Look through the material and tally each line bearing the word "둔촌주공은". Give only the total.

--

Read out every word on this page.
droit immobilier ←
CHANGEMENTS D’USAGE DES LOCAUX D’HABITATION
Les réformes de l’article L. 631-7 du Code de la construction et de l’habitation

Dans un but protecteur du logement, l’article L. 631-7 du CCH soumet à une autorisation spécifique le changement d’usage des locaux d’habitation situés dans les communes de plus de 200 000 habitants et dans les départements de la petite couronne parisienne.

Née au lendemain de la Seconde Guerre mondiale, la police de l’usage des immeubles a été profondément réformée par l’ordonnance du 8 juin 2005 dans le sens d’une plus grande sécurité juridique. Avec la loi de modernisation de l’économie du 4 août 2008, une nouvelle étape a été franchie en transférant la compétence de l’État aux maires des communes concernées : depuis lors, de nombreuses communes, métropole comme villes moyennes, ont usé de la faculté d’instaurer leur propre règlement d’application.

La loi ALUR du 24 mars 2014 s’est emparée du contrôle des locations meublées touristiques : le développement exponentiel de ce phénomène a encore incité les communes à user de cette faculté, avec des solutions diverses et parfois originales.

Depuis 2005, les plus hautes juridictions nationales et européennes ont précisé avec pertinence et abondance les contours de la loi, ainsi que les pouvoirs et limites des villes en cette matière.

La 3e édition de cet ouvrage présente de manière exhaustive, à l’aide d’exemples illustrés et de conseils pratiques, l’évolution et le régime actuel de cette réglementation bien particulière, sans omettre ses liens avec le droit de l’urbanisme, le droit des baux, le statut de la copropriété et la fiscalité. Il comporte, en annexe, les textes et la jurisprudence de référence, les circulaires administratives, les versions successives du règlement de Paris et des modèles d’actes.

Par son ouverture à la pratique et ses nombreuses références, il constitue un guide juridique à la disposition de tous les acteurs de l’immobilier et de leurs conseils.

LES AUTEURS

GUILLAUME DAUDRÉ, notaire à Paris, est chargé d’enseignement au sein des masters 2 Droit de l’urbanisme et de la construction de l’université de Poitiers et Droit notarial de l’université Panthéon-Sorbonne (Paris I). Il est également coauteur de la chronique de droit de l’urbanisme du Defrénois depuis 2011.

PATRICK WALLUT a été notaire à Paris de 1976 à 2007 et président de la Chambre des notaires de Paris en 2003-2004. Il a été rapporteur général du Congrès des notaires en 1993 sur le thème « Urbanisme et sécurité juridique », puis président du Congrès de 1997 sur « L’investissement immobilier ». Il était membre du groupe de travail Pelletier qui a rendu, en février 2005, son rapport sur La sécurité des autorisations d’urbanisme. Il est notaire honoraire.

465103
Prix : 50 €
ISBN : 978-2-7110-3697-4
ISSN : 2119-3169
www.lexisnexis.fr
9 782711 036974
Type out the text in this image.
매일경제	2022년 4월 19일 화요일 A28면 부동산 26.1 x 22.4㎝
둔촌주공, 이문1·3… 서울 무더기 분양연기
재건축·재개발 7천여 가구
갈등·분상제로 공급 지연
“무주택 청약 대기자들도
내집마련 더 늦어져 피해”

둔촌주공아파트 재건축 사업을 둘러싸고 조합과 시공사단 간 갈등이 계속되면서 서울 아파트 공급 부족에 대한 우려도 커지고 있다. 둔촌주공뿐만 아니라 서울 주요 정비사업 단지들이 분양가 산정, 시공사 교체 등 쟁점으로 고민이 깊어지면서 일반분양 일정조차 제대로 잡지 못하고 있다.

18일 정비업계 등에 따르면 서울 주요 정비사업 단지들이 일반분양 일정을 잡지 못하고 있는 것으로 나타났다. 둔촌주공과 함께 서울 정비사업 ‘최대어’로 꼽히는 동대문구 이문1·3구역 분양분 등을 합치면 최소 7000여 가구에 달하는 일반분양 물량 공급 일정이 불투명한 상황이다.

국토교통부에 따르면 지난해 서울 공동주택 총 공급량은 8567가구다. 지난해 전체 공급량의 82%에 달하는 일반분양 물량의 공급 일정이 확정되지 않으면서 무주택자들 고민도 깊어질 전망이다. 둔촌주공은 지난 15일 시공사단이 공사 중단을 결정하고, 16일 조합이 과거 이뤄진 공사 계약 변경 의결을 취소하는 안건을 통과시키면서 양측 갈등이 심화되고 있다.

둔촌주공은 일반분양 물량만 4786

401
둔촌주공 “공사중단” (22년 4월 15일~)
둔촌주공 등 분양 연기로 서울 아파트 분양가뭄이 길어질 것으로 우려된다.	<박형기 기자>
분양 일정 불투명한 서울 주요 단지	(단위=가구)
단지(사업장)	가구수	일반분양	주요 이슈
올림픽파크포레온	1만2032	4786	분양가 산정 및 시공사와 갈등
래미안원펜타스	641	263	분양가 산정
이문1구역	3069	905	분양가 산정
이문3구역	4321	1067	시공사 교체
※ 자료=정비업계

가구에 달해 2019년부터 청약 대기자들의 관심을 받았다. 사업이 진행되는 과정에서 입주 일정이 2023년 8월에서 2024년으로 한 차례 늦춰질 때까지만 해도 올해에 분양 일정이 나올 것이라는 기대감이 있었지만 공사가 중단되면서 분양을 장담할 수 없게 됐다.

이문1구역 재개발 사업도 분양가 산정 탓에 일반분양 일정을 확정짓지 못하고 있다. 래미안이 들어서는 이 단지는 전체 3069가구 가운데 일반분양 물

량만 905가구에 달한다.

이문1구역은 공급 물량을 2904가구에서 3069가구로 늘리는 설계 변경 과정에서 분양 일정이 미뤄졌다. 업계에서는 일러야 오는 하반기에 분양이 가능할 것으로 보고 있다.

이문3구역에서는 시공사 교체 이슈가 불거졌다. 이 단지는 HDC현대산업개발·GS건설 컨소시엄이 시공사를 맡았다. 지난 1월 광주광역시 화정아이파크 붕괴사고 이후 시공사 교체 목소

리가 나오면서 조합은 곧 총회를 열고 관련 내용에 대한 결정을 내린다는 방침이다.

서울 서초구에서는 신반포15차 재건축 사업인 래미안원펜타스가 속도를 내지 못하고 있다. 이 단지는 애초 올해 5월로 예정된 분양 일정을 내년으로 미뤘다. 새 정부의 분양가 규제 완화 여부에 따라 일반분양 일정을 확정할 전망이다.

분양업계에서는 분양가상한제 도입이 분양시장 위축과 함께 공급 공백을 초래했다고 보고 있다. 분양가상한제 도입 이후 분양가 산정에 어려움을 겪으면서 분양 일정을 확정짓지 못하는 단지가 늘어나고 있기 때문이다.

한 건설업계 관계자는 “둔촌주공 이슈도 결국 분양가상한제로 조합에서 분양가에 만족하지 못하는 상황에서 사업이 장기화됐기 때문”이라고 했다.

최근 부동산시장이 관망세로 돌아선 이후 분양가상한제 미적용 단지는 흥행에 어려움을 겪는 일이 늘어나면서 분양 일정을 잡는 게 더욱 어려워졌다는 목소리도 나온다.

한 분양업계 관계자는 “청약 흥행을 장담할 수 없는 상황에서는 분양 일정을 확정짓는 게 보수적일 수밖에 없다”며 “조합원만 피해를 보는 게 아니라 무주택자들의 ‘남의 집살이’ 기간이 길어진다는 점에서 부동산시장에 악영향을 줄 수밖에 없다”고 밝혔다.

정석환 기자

--

(THE ANSWER) 2